● **SHORT EXERCISE**:
Reproduce the records below exactly, leaving out any pictures.

Figure content listings

▬▬▬▬▬▬

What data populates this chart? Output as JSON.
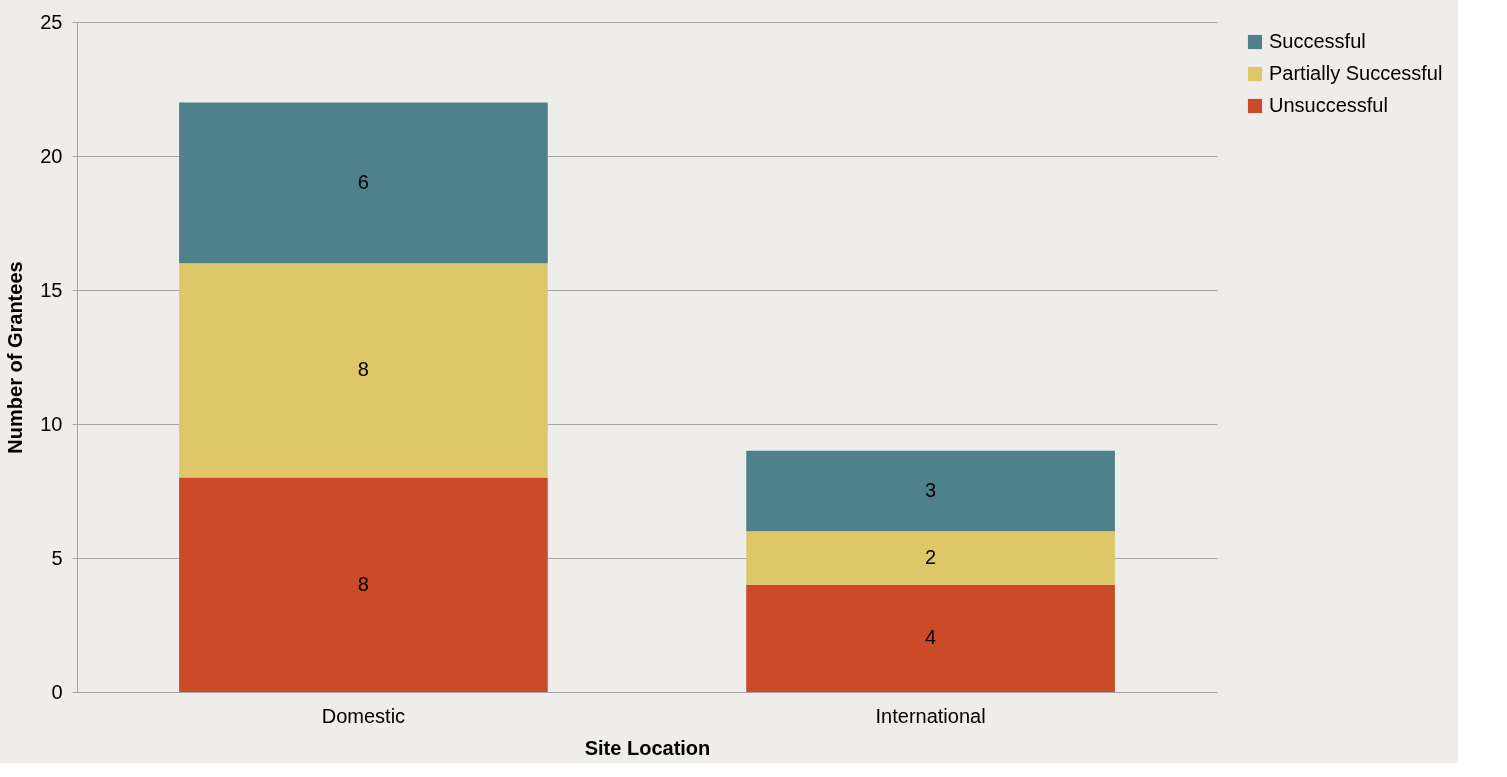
{
  "chart_data": {
    "type": "bar",
    "stacked": true,
    "xlabel": "Site Location",
    "ylabel": "Number of Grantees",
    "categories": [
      "Domestic",
      "International"
    ],
    "series": [
      {
        "name": "Unsuccessful",
        "color": "#cb4a27",
        "values": [
          8,
          4
        ]
      },
      {
        "name": "Partially Successful",
        "color": "#dec766",
        "values": [
          8,
          2
        ]
      },
      {
        "name": "Successful",
        "color": "#4e818b",
        "values": [
          6,
          3
        ]
      }
    ],
    "ylim": [
      0,
      25
    ],
    "yticks": [
      0,
      5,
      10,
      15,
      20,
      25
    ],
    "grid": "y",
    "legend": "right",
    "data_labels": true
  }
}
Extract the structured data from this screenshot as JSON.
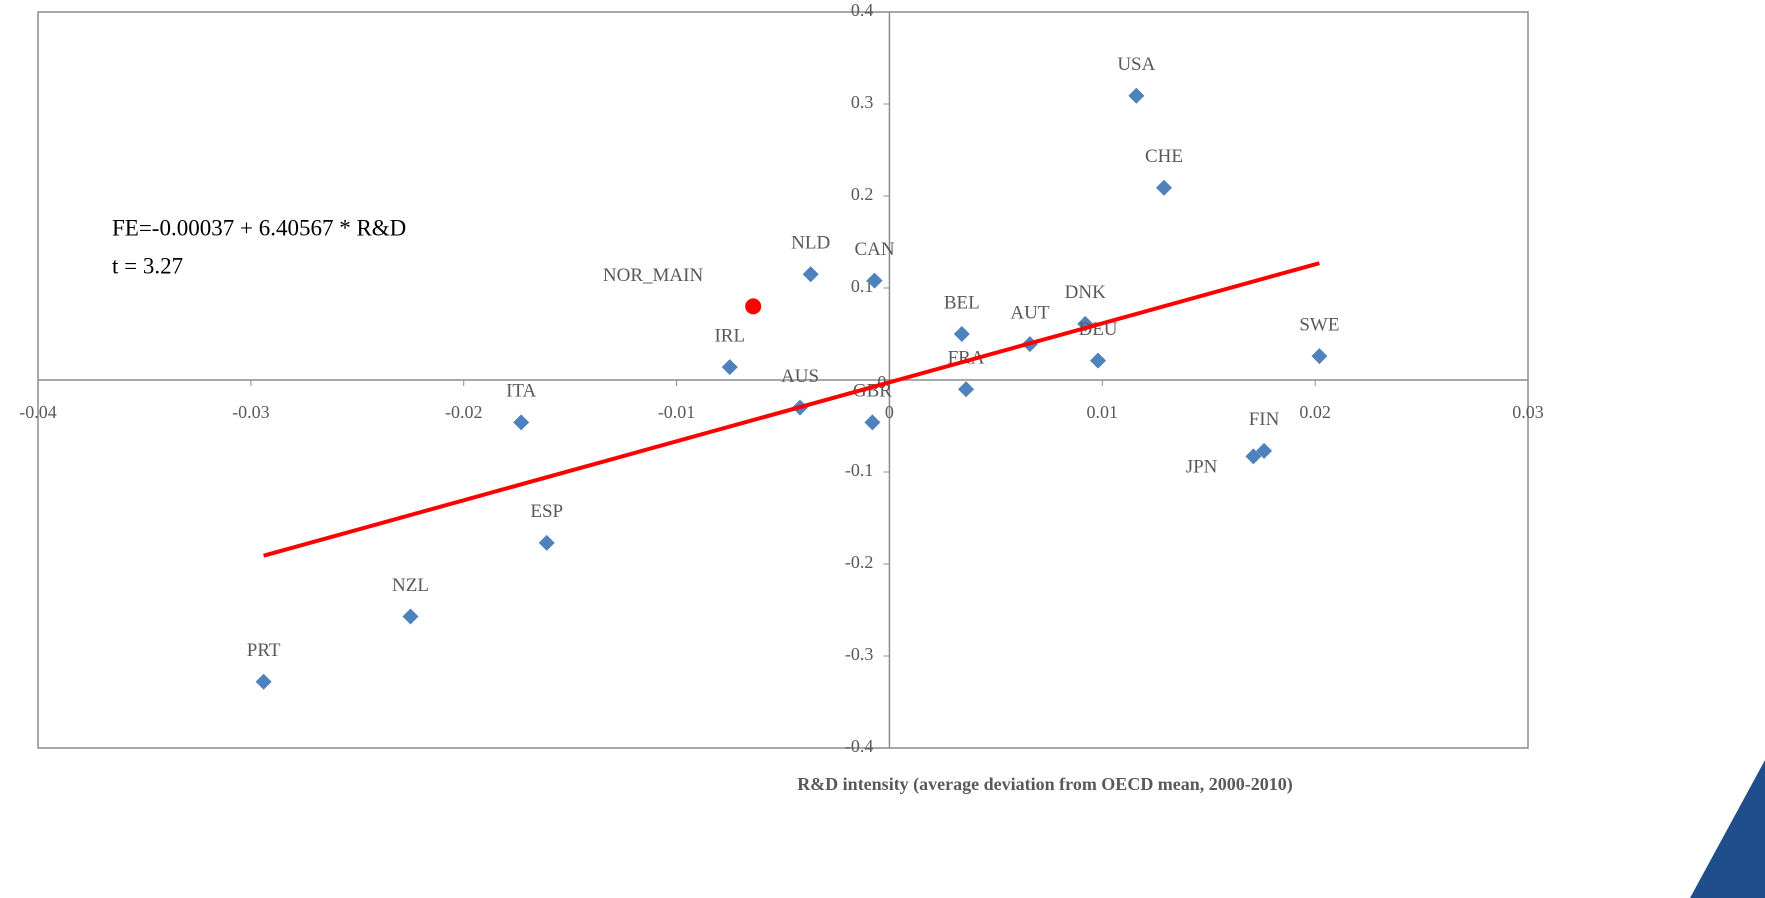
{
  "chart_data": {
    "type": "scatter",
    "xlim": [
      -0.04,
      0.03
    ],
    "ylim": [
      -0.4,
      0.4
    ],
    "xticks": [
      -0.04,
      -0.03,
      -0.02,
      -0.01,
      0,
      0.01,
      0.02,
      0.03
    ],
    "yticks": [
      -0.4,
      -0.3,
      -0.2,
      -0.1,
      0.1,
      0.2,
      0.3,
      0.4
    ],
    "x_label": "R&D intensity (average deviation from OECD mean, 2000-2010)",
    "annotations": [
      "FE=-0.00037 + 6.40567 * R&D",
      "t = 3.27"
    ],
    "series": [
      {
        "color": "#4f81bd",
        "marker": "diamond",
        "labels": [
          "USA",
          "CHE",
          "NLD",
          "CAN",
          "BEL",
          "AUT",
          "DNK",
          "DEU",
          "SWE",
          "IRL",
          "AUS",
          "GBR",
          "FRA",
          "ITA",
          "FIN",
          "JPN",
          "ESP",
          "NZL",
          "PRT"
        ],
        "x": [
          0.0116,
          0.0129,
          -0.0037,
          -0.0007,
          0.0034,
          0.0066,
          0.0092,
          0.0098,
          0.0202,
          -0.0075,
          -0.0042,
          -0.0008,
          0.0036,
          -0.0173,
          0.0176,
          0.0171,
          -0.0161,
          -0.0225,
          -0.0294
        ],
        "values": [
          0.309,
          0.209,
          0.115,
          0.108,
          0.05,
          0.039,
          0.061,
          0.021,
          0.026,
          0.014,
          -0.03,
          -0.046,
          -0.01,
          -0.046,
          -0.077,
          -0.083,
          -0.177,
          -0.257,
          -0.328
        ]
      },
      {
        "color": "#ff0000",
        "marker": "circle",
        "labels": [
          "NOR_MAIN"
        ],
        "x": [
          -0.0064
        ],
        "values": [
          0.08
        ]
      },
      {
        "color": "#ff0000",
        "marker": "line",
        "x": [
          -0.0294,
          0.0202
        ],
        "values": [
          -0.191,
          0.127
        ]
      }
    ]
  }
}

▬▬▬▬▬▬

● **SOLUTION FOR THIS PROBLEM**:
What data populates this chart? Output as JSON.
{
  "chart_data": {
    "type": "bar",
    "stacked": true,
    "xlabel": "Site Location",
    "ylabel": "Number of Grantees",
    "categories": [
      "Domestic",
      "International"
    ],
    "series": [
      {
        "name": "Unsuccessful",
        "color": "#cb4a27",
        "values": [
          8,
          4
        ]
      },
      {
        "name": "Partially Successful",
        "color": "#dec766",
        "values": [
          8,
          2
        ]
      },
      {
        "name": "Successful",
        "color": "#4e818b",
        "values": [
          6,
          3
        ]
      }
    ],
    "ylim": [
      0,
      25
    ],
    "yticks": [
      0,
      5,
      10,
      15,
      20,
      25
    ],
    "grid": "y",
    "legend": "right",
    "data_labels": true
  }
}
Extract the structured data from this screenshot as JSON.
{
  "chart_data": {
    "type": "scatter",
    "xlim": [
      -0.04,
      0.03
    ],
    "ylim": [
      -0.4,
      0.4
    ],
    "xticks": [
      -0.04,
      -0.03,
      -0.02,
      -0.01,
      0,
      0.01,
      0.02,
      0.03
    ],
    "yticks": [
      -0.4,
      -0.3,
      -0.2,
      -0.1,
      0.1,
      0.2,
      0.3,
      0.4
    ],
    "x_label": "R&D intensity (average deviation from OECD mean, 2000-2010)",
    "annotations": [
      "FE=-0.00037 + 6.40567 * R&D",
      "t = 3.27"
    ],
    "series": [
      {
        "color": "#4f81bd",
        "marker": "diamond",
        "labels": [
          "USA",
          "CHE",
          "NLD",
          "CAN",
          "BEL",
          "AUT",
          "DNK",
          "DEU",
          "SWE",
          "IRL",
          "AUS",
          "GBR",
          "FRA",
          "ITA",
          "FIN",
          "JPN",
          "ESP",
          "NZL",
          "PRT"
        ],
        "x": [
          0.0116,
          0.0129,
          -0.0037,
          -0.0007,
          0.0034,
          0.0066,
          0.0092,
          0.0098,
          0.0202,
          -0.0075,
          -0.0042,
          -0.0008,
          0.0036,
          -0.0173,
          0.0176,
          0.0171,
          -0.0161,
          -0.0225,
          -0.0294
        ],
        "values": [
          0.309,
          0.209,
          0.115,
          0.108,
          0.05,
          0.039,
          0.061,
          0.021,
          0.026,
          0.014,
          -0.03,
          -0.046,
          -0.01,
          -0.046,
          -0.077,
          -0.083,
          -0.177,
          -0.257,
          -0.328
        ]
      },
      {
        "color": "#ff0000",
        "marker": "circle",
        "labels": [
          "NOR_MAIN"
        ],
        "x": [
          -0.0064
        ],
        "values": [
          0.08
        ]
      },
      {
        "color": "#ff0000",
        "marker": "line",
        "x": [
          -0.0294,
          0.0202
        ],
        "values": [
          -0.191,
          0.127
        ]
      }
    ]
  }
}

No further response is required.